= WHAT IS BEING ASKED =
Find how many lines contain "name" and state only that number.
[START OF DATA PROVIDED]
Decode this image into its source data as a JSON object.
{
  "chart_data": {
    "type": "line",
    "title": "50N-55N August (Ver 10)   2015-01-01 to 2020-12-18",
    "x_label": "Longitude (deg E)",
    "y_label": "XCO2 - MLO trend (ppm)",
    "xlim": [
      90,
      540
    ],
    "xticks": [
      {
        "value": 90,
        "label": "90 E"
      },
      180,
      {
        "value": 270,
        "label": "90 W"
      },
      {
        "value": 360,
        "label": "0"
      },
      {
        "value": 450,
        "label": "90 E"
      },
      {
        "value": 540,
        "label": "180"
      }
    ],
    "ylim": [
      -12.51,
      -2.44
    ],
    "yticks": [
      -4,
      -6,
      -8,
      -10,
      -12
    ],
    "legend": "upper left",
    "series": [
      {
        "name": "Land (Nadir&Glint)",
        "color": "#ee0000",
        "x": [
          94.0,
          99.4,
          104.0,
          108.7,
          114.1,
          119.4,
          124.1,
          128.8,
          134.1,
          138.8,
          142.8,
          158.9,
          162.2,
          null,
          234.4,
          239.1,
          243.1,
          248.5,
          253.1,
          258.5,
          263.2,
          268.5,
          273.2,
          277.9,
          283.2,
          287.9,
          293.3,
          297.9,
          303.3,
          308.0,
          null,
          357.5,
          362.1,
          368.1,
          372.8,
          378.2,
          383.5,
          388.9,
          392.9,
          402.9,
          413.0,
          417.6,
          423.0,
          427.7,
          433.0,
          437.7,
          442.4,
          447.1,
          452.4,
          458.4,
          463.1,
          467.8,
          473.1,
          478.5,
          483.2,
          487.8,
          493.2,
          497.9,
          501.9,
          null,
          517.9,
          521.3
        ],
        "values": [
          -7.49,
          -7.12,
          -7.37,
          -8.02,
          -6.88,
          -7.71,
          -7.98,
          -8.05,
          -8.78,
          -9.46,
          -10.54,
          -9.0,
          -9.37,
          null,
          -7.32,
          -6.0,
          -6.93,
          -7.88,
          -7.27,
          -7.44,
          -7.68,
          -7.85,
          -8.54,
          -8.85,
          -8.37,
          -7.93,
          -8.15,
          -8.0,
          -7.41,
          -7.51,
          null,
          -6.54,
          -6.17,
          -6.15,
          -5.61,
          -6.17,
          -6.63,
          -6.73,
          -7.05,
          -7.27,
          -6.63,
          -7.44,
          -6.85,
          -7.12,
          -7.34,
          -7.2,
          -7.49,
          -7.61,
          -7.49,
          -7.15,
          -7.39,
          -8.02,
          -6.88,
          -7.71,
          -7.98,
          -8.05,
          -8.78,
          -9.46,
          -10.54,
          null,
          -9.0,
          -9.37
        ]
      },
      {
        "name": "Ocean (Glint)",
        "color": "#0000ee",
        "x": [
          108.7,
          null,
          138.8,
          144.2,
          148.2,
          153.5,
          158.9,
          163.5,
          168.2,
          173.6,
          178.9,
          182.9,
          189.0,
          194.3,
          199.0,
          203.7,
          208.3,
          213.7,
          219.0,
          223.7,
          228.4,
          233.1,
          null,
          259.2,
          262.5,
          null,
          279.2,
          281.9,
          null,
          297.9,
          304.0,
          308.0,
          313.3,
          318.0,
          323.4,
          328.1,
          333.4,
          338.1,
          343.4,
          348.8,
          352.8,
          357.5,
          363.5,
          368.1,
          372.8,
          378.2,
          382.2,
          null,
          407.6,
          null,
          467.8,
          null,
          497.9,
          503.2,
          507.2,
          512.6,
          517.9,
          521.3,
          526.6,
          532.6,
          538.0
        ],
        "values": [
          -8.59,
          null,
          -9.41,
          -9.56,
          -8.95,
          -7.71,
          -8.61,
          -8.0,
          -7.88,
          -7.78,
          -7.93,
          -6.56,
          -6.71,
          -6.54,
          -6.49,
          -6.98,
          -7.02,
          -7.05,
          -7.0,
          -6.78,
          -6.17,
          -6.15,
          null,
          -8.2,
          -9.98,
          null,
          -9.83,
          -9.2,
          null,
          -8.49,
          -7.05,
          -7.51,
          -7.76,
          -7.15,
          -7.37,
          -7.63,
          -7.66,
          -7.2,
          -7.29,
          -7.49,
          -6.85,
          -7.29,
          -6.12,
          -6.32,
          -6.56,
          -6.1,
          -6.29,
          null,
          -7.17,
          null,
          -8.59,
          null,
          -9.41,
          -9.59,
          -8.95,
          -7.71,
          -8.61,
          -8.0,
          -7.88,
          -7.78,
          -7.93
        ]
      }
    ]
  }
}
[END OF DATA PROVIDED]
= RESULT OF THIS EXERCISE =
2